● **What you will do**
Determine the number of lines in these entries that hold the word "JSON". Give the number and nothing more.

● **Data extract**

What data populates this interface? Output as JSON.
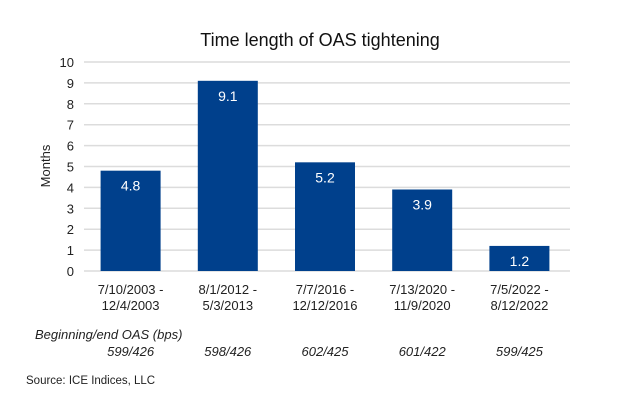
{
  "chart_data": {
    "type": "bar",
    "title": "Time length of OAS tightening",
    "xlabel": "",
    "ylabel": "Months",
    "ylim": [
      0,
      10
    ],
    "yticks": [
      0,
      1,
      2,
      3,
      4,
      5,
      6,
      7,
      8,
      9,
      10
    ],
    "grid": true,
    "categories": [
      [
        "7/10/2003 -",
        "12/4/2003"
      ],
      [
        "8/1/2012 -",
        "5/3/2013"
      ],
      [
        "7/7/2016 -",
        "12/12/2016"
      ],
      [
        "7/13/2020 -",
        "11/9/2020"
      ],
      [
        "7/5/2022 -",
        "8/12/2022"
      ]
    ],
    "values": [
      4.8,
      9.1,
      5.2,
      3.9,
      1.2
    ],
    "data_labels": [
      "4.8",
      "9.1",
      "5.2",
      "3.9",
      "1.2"
    ],
    "bar_color": "#00408c",
    "oas_header": "Beginning/end OAS (bps)",
    "oas_values": [
      "599/426",
      "598/426",
      "602/425",
      "601/422",
      "599/425"
    ]
  },
  "source": "Source: ICE Indices, LLC"
}
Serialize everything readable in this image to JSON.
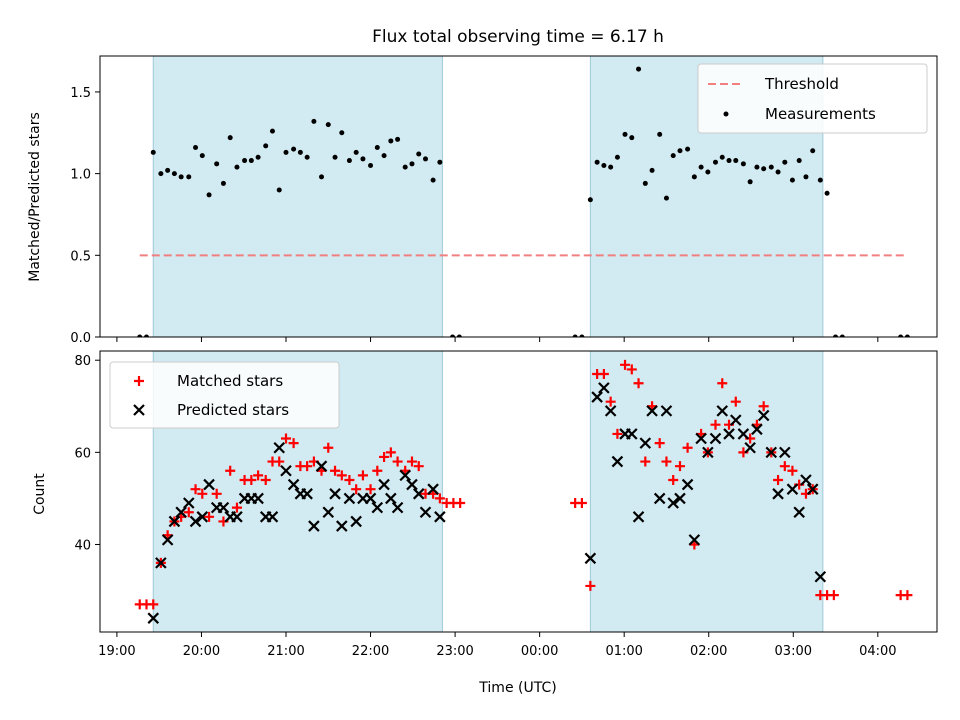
{
  "chart_data": [
    {
      "type": "scatter",
      "title": "Flux total observing time = 6.17 h",
      "xlabel": "",
      "ylabel": "Matched/Predicted stars",
      "ylim": [
        0,
        1.72
      ],
      "xlim": [
        -0.2,
        9.7
      ],
      "yticks": [
        0.0,
        0.5,
        1.0,
        1.5
      ],
      "ytick_labels": [
        "0.0",
        "0.5",
        "1.0",
        "1.5"
      ],
      "x_tick_labels": [],
      "legend": {
        "placement": "upper right",
        "entries": [
          "Threshold",
          "Measurements"
        ]
      },
      "shaded_intervals": [
        [
          0.43,
          3.85
        ],
        [
          5.6,
          8.35
        ]
      ],
      "threshold": {
        "name": "Threshold",
        "value": 0.5,
        "x_range": [
          0.27,
          9.35
        ],
        "color": "#f08080"
      },
      "series": [
        {
          "name": "Measurements",
          "color": "#000000",
          "points": [
            [
              0.27,
              0.0
            ],
            [
              0.35,
              0.0
            ],
            [
              0.43,
              1.13
            ],
            [
              0.52,
              1.0
            ],
            [
              0.6,
              1.02
            ],
            [
              0.68,
              1.0
            ],
            [
              0.76,
              0.98
            ],
            [
              0.85,
              0.98
            ],
            [
              0.93,
              1.16
            ],
            [
              1.01,
              1.11
            ],
            [
              1.09,
              0.87
            ],
            [
              1.18,
              1.06
            ],
            [
              1.26,
              0.94
            ],
            [
              1.34,
              1.22
            ],
            [
              1.42,
              1.04
            ],
            [
              1.51,
              1.08
            ],
            [
              1.59,
              1.08
            ],
            [
              1.67,
              1.1
            ],
            [
              1.76,
              1.17
            ],
            [
              1.84,
              1.26
            ],
            [
              1.92,
              0.9
            ],
            [
              2.0,
              1.13
            ],
            [
              2.09,
              1.15
            ],
            [
              2.17,
              1.13
            ],
            [
              2.25,
              1.1
            ],
            [
              2.33,
              1.32
            ],
            [
              2.42,
              0.98
            ],
            [
              2.5,
              1.3
            ],
            [
              2.58,
              1.1
            ],
            [
              2.66,
              1.25
            ],
            [
              2.75,
              1.08
            ],
            [
              2.83,
              1.13
            ],
            [
              2.91,
              1.09
            ],
            [
              3.0,
              1.05
            ],
            [
              3.08,
              1.16
            ],
            [
              3.16,
              1.11
            ],
            [
              3.24,
              1.2
            ],
            [
              3.32,
              1.21
            ],
            [
              3.41,
              1.04
            ],
            [
              3.49,
              1.06
            ],
            [
              3.57,
              1.12
            ],
            [
              3.65,
              1.09
            ],
            [
              3.74,
              0.96
            ],
            [
              3.82,
              1.07
            ],
            [
              3.97,
              0.0
            ],
            [
              4.05,
              0.0
            ],
            [
              5.42,
              0.0
            ],
            [
              5.5,
              0.0
            ],
            [
              5.6,
              0.84
            ],
            [
              5.68,
              1.07
            ],
            [
              5.76,
              1.05
            ],
            [
              5.84,
              1.04
            ],
            [
              5.92,
              1.1
            ],
            [
              6.01,
              1.24
            ],
            [
              6.09,
              1.22
            ],
            [
              6.17,
              1.64
            ],
            [
              6.25,
              0.94
            ],
            [
              6.33,
              1.02
            ],
            [
              6.42,
              1.24
            ],
            [
              6.5,
              0.85
            ],
            [
              6.58,
              1.11
            ],
            [
              6.66,
              1.14
            ],
            [
              6.75,
              1.15
            ],
            [
              6.83,
              0.98
            ],
            [
              6.91,
              1.04
            ],
            [
              6.99,
              1.01
            ],
            [
              7.08,
              1.07
            ],
            [
              7.16,
              1.1
            ],
            [
              7.24,
              1.08
            ],
            [
              7.32,
              1.08
            ],
            [
              7.41,
              1.06
            ],
            [
              7.49,
              0.95
            ],
            [
              7.57,
              1.04
            ],
            [
              7.65,
              1.03
            ],
            [
              7.74,
              1.04
            ],
            [
              7.82,
              1.01
            ],
            [
              7.9,
              1.07
            ],
            [
              7.99,
              0.96
            ],
            [
              8.07,
              1.08
            ],
            [
              8.15,
              0.98
            ],
            [
              8.23,
              1.14
            ],
            [
              8.32,
              0.96
            ],
            [
              8.4,
              0.88
            ],
            [
              8.5,
              0.0
            ],
            [
              8.58,
              0.0
            ],
            [
              9.27,
              0.0
            ],
            [
              9.35,
              0.0
            ]
          ]
        }
      ]
    },
    {
      "type": "scatter",
      "title": "",
      "xlabel": "Time (UTC)",
      "ylabel": "Count",
      "ylim": [
        21,
        82
      ],
      "xlim": [
        -0.2,
        9.7
      ],
      "yticks": [
        40,
        60,
        80
      ],
      "ytick_labels": [
        "40",
        "60",
        "80"
      ],
      "x_tick_labels": [
        "19:00",
        "20:00",
        "21:00",
        "22:00",
        "23:00",
        "00:00",
        "01:00",
        "02:00",
        "03:00",
        "04:00"
      ],
      "legend": {
        "placement": "upper left",
        "entries": [
          "Matched stars",
          "Predicted stars"
        ]
      },
      "shaded_intervals": [
        [
          0.43,
          3.85
        ],
        [
          5.6,
          8.35
        ]
      ],
      "series": [
        {
          "name": "Matched stars",
          "marker": "plus",
          "color": "#ff0000",
          "points": [
            [
              0.27,
              27
            ],
            [
              0.35,
              27
            ],
            [
              0.43,
              27
            ],
            [
              0.52,
              36
            ],
            [
              0.6,
              42
            ],
            [
              0.68,
              45
            ],
            [
              0.76,
              46
            ],
            [
              0.85,
              47
            ],
            [
              0.93,
              52
            ],
            [
              1.01,
              51
            ],
            [
              1.09,
              46
            ],
            [
              1.18,
              51
            ],
            [
              1.26,
              45
            ],
            [
              1.34,
              56
            ],
            [
              1.42,
              48
            ],
            [
              1.51,
              54
            ],
            [
              1.59,
              54
            ],
            [
              1.67,
              55
            ],
            [
              1.76,
              54
            ],
            [
              1.84,
              58
            ],
            [
              1.92,
              58
            ],
            [
              2.0,
              63
            ],
            [
              2.09,
              62
            ],
            [
              2.17,
              57
            ],
            [
              2.25,
              57
            ],
            [
              2.33,
              58
            ],
            [
              2.42,
              56
            ],
            [
              2.5,
              61
            ],
            [
              2.58,
              56
            ],
            [
              2.66,
              55
            ],
            [
              2.75,
              54
            ],
            [
              2.83,
              52
            ],
            [
              2.91,
              55
            ],
            [
              3.0,
              52
            ],
            [
              3.08,
              56
            ],
            [
              3.16,
              59
            ],
            [
              3.24,
              60
            ],
            [
              3.32,
              58
            ],
            [
              3.41,
              56
            ],
            [
              3.49,
              58
            ],
            [
              3.57,
              57
            ],
            [
              3.65,
              51
            ],
            [
              3.74,
              51
            ],
            [
              3.82,
              50
            ],
            [
              3.9,
              49
            ],
            [
              3.98,
              49
            ],
            [
              4.06,
              49
            ],
            [
              5.42,
              49
            ],
            [
              5.5,
              49
            ],
            [
              5.6,
              31
            ],
            [
              5.68,
              77
            ],
            [
              5.76,
              77
            ],
            [
              5.84,
              71
            ],
            [
              5.92,
              64
            ],
            [
              6.01,
              79
            ],
            [
              6.09,
              78
            ],
            [
              6.17,
              75
            ],
            [
              6.25,
              58
            ],
            [
              6.33,
              70
            ],
            [
              6.42,
              62
            ],
            [
              6.5,
              58
            ],
            [
              6.58,
              54
            ],
            [
              6.66,
              57
            ],
            [
              6.75,
              61
            ],
            [
              6.83,
              40
            ],
            [
              6.91,
              64
            ],
            [
              6.99,
              60
            ],
            [
              7.08,
              66
            ],
            [
              7.16,
              75
            ],
            [
              7.24,
              66
            ],
            [
              7.32,
              71
            ],
            [
              7.41,
              60
            ],
            [
              7.49,
              63
            ],
            [
              7.57,
              66
            ],
            [
              7.65,
              70
            ],
            [
              7.74,
              60
            ],
            [
              7.82,
              54
            ],
            [
              7.9,
              57
            ],
            [
              7.99,
              56
            ],
            [
              8.07,
              53
            ],
            [
              8.15,
              51
            ],
            [
              8.23,
              52
            ],
            [
              8.32,
              29
            ],
            [
              8.4,
              29
            ],
            [
              8.48,
              29
            ],
            [
              9.27,
              29
            ],
            [
              9.35,
              29
            ]
          ]
        },
        {
          "name": "Predicted stars",
          "marker": "x",
          "color": "#000000",
          "points": [
            [
              0.43,
              24
            ],
            [
              0.52,
              36
            ],
            [
              0.6,
              41
            ],
            [
              0.68,
              45
            ],
            [
              0.76,
              47
            ],
            [
              0.85,
              49
            ],
            [
              0.93,
              45
            ],
            [
              1.01,
              46
            ],
            [
              1.09,
              53
            ],
            [
              1.18,
              48
            ],
            [
              1.26,
              48
            ],
            [
              1.34,
              46
            ],
            [
              1.42,
              46
            ],
            [
              1.51,
              50
            ],
            [
              1.59,
              50
            ],
            [
              1.67,
              50
            ],
            [
              1.76,
              46
            ],
            [
              1.84,
              46
            ],
            [
              1.92,
              61
            ],
            [
              2.0,
              56
            ],
            [
              2.09,
              53
            ],
            [
              2.17,
              51
            ],
            [
              2.25,
              51
            ],
            [
              2.33,
              44
            ],
            [
              2.42,
              57
            ],
            [
              2.5,
              47
            ],
            [
              2.58,
              51
            ],
            [
              2.66,
              44
            ],
            [
              2.75,
              50
            ],
            [
              2.83,
              45
            ],
            [
              2.91,
              50
            ],
            [
              3.0,
              50
            ],
            [
              3.08,
              48
            ],
            [
              3.16,
              53
            ],
            [
              3.24,
              50
            ],
            [
              3.32,
              48
            ],
            [
              3.41,
              55
            ],
            [
              3.49,
              53
            ],
            [
              3.57,
              51
            ],
            [
              3.65,
              47
            ],
            [
              3.74,
              52
            ],
            [
              3.82,
              46
            ],
            [
              5.6,
              37
            ],
            [
              5.68,
              72
            ],
            [
              5.76,
              74
            ],
            [
              5.84,
              69
            ],
            [
              5.92,
              58
            ],
            [
              6.01,
              64
            ],
            [
              6.09,
              64
            ],
            [
              6.17,
              46
            ],
            [
              6.25,
              62
            ],
            [
              6.33,
              69
            ],
            [
              6.42,
              50
            ],
            [
              6.5,
              69
            ],
            [
              6.58,
              49
            ],
            [
              6.66,
              50
            ],
            [
              6.75,
              53
            ],
            [
              6.83,
              41
            ],
            [
              6.91,
              63
            ],
            [
              6.99,
              60
            ],
            [
              7.08,
              63
            ],
            [
              7.16,
              69
            ],
            [
              7.24,
              64
            ],
            [
              7.32,
              67
            ],
            [
              7.41,
              64
            ],
            [
              7.49,
              61
            ],
            [
              7.57,
              65
            ],
            [
              7.65,
              68
            ],
            [
              7.74,
              60
            ],
            [
              7.82,
              51
            ],
            [
              7.9,
              60
            ],
            [
              7.99,
              52
            ],
            [
              8.07,
              47
            ],
            [
              8.15,
              54
            ],
            [
              8.23,
              52
            ],
            [
              8.32,
              33
            ]
          ]
        }
      ]
    }
  ]
}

● **Correct result**
2